23.3 C
Jember
Wednesday, 29 March 2023

Islam Wasatiyah sebagai Mandat Transformasi Kelembagaan 

Mobile_AP_Rectangle 1

Transformasi kelembagaan perguruan tinggi keagamaan Islam sejatinya memiliki argumentasi filosofis. Perubahan bentuk dari Sekolah Tinggi Agama Islam Negeri (STAIN) menjadi Institut Agama Islam Negeri (IAIN), dari Institut Agama Islam Negeri (IAIN) menjadi Universitas Islam Negeri (UIN), merupakan tuntutan kebutuhan masyarakat, utamanya tentang pembukaan program studi umum. 

Dalam konteks itu, transformasi IAIN Jember menjadi UIN Kiai Haji Achmad Siddiq (KHAS) Jember berdasarkan Peraturan Presiden Nomor 44 Tahun 2021 tanggal 11 Mei 2021 juga meniscayakan untuk membuka program studi umum. Sudah barang tentu, transformasi kelembagaan dimaksudkan sebagai perwujudan integrasi agama dan sains yang menjadi salah satu mandat dalam peningkatan mutu, relevansi, dan daya saing pendidikan tinggi keagamaan Islam.

Sebagai lembaga pendidikan Islam, perguruan tinggi keagamaan terus mengalami perubahan seiring tuntutan dan dinamika perkembangan zaman. Dalam perjalanan sejarahnya, perguruan tinggi keagamaan Islam, yang dikenal dengan IAIN, lebih fokus pada lembaga dakwah yang bertanggung jawab terhadap syiar agama di masyarakat. Saat ini, hal itu tidak berkurang, namun diperluas dengan memantapkan kelembagaannya sebagai wadah yang bertanggung jawab secara akademis-ilmiah. Perguruan tinggi keagamaan Islam ini kemudian memikul tanggung jawab sebagai meeting pot dan melting pot pelbagai pendekatan studi Islam. Aneka pendekatan studi keislaman kemudian tidak hanya diwujudkan dalam pendalaman program studi keagamaan an sich, melainkan penyediaan program studi umum, sebagaimana di perguruan tinggi umum negeri lainnya. Sekedar ambil contoh, program studi sains dan teknologi, pertanian, kedokteran, dan lainnya.

Mobile_AP_Rectangle 2

 

Pekerjaan Besar 

Seiring dengan dibukanya program studi umum sebagai konsekuensi logis dari transformasi kelembagaan di perguruan tinggi keagamaan Islam, maka pekerjaan besar dari hal tersebut adalah komitmen untuk menjaga dan merawat pelbagai pandangan dan argumen yang berkembang dalam titik pijak Islam yang moderat. Selain itu, perkembangan pesat yang terjadi di lingkungan UIN, menuntut untuk menggunakan pelbagai pendekatan dalam memahami keislaman dengan analisis yang mendalam. Kajian yang harus dikembangkan adalah pemaduan antara problem kontemporer dengan basis-basis teks klasik tetap harus dilestarikan, termasuk dalam kajian-kajian yang nantinya dikembangkan dalam program studi umum.

» **CUPLIKAN DATA**:

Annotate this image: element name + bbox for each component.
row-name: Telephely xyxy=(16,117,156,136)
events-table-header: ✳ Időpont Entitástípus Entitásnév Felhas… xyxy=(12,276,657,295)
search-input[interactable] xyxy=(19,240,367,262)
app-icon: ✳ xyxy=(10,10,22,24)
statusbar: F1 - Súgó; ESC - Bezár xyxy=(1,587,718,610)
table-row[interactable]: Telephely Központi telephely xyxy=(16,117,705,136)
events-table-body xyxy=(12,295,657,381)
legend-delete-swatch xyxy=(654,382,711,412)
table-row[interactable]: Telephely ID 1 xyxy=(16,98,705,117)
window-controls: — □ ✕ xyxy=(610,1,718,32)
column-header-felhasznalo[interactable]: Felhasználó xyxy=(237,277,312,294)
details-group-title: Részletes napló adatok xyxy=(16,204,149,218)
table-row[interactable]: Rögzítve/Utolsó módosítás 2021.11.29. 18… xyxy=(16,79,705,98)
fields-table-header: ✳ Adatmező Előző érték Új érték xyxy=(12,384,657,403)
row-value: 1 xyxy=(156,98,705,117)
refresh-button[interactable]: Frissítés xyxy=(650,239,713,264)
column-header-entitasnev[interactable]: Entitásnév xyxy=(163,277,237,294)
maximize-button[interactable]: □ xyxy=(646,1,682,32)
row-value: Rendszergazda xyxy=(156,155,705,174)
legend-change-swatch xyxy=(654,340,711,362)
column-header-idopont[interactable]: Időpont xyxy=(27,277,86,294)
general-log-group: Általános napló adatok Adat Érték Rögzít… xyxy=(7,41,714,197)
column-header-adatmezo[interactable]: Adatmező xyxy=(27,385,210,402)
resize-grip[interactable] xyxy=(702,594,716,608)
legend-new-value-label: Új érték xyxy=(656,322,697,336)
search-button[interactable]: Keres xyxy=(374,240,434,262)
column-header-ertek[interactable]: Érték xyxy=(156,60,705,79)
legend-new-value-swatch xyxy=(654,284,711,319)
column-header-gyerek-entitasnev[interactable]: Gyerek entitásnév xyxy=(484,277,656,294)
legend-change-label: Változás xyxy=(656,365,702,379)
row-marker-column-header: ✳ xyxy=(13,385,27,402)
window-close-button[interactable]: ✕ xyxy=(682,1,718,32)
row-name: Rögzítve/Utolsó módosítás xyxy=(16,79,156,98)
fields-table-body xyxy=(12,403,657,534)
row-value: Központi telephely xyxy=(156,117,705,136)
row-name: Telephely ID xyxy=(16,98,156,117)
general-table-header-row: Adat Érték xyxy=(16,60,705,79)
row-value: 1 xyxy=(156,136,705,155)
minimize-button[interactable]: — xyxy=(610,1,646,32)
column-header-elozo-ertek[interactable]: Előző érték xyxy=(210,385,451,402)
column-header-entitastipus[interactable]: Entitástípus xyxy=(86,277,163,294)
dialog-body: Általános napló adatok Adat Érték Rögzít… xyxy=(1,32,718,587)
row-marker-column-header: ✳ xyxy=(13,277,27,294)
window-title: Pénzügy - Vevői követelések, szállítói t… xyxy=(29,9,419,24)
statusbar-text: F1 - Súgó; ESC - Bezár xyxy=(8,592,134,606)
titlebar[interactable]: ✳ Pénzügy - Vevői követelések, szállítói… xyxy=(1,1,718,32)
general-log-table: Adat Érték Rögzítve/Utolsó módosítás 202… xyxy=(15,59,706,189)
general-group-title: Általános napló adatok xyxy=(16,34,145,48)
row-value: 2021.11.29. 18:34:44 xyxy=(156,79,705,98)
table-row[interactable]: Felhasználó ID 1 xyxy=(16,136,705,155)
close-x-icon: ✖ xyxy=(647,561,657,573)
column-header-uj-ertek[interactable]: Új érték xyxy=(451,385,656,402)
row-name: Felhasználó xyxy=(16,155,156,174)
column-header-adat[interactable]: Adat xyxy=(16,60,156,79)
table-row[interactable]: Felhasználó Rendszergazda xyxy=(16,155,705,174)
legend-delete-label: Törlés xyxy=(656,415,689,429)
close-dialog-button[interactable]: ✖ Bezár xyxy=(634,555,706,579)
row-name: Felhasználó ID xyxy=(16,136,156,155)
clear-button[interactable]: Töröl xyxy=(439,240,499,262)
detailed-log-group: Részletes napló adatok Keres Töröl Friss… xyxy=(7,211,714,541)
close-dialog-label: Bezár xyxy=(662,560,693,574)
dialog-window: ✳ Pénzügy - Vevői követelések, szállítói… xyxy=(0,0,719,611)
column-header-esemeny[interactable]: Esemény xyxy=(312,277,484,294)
--
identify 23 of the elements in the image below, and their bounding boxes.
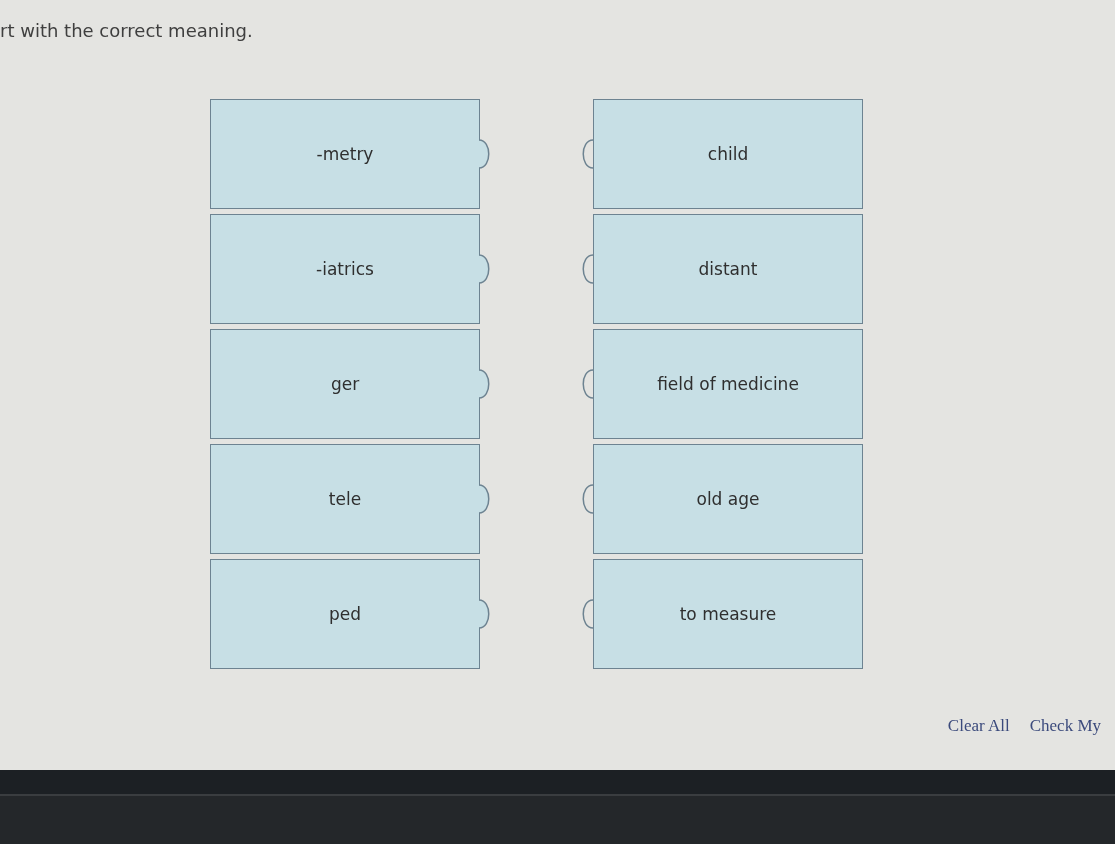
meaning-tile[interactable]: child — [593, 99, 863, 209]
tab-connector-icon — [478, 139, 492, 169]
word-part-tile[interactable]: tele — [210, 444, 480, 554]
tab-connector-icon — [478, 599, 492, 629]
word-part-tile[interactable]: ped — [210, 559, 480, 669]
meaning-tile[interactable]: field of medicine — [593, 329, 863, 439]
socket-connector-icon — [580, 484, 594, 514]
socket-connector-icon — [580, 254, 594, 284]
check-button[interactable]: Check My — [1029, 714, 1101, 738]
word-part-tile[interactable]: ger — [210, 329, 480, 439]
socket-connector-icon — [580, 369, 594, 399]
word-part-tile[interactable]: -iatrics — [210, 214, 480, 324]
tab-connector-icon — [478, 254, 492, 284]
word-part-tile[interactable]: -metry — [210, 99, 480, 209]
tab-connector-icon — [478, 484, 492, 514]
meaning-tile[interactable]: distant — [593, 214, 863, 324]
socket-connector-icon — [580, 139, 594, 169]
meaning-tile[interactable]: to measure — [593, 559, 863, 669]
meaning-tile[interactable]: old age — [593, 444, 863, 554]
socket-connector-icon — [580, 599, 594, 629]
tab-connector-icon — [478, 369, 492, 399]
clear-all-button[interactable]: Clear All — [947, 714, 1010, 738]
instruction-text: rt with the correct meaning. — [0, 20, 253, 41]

» **LATIHAN SOAL**:
1/ Dalam tulisan tentang Islam wasatiyah dan transformasi kelembagaan, peraturan apa yang menjadi dasar perubahan IAIN Jember menjadi UIN KHAS Jember?
2/ Lanjutkan tulisan tentang Islam wasatiyah dan transformasi kelembagaan itu, mulai setelah kalimat terakhirnya.

» **JAWABAN BERURUTAN**:
1/ Peraturan Presiden Nomor 44 Tahun 2021 tanggal 11 Mei 2021.

2/
Lahirnya program studi umum tidak kemudian mengenyampingkan kajian keislaman yang bernafaskan Islam wasatiyah di lingkungan perguruan tinggi keagamaan Islam. Momentum transformasi kelembagaan justru menjadi rumah baru untuk dikuatkan dalam pembumian Islam rahmatan lil alamin melalui kajian-kajian yang memberi dampak pada pemahaman yang plural terhadap kekayaan dan keragaman tradisi intelektual Islam, yang selama ini menjadi core business IAIN dan UIN. Pemahaman yang beragam, yang tidak hanya berkutat pada satu pandangan eksklusif, akan mengantarkan pada munculnya an Islam based on tolerance and inclusiveness di Indonesia. 

Tentu pekerjaan ini menjadi tantangan berat kedepan karena gejala pemahaman keagamaan yang eksklusif, intoleran, sudah sangat nampak di hadapan kita. Yang mencengangkan, riset dari Pusat Pengkajian Islam dan Masyarakat (PPIM) UIN Syarif Hidayatullah Jakarta di tiga besar perguruan tinggi keagamaan Islam Negeri yaitu UIN Syarif Hidayatullah Jakarta, UIN Sunan Djati Bandung dan UIN Sunan Kalijaga Yogyakarta menunjukkan adanya ketimpangan antara harapan dan realita.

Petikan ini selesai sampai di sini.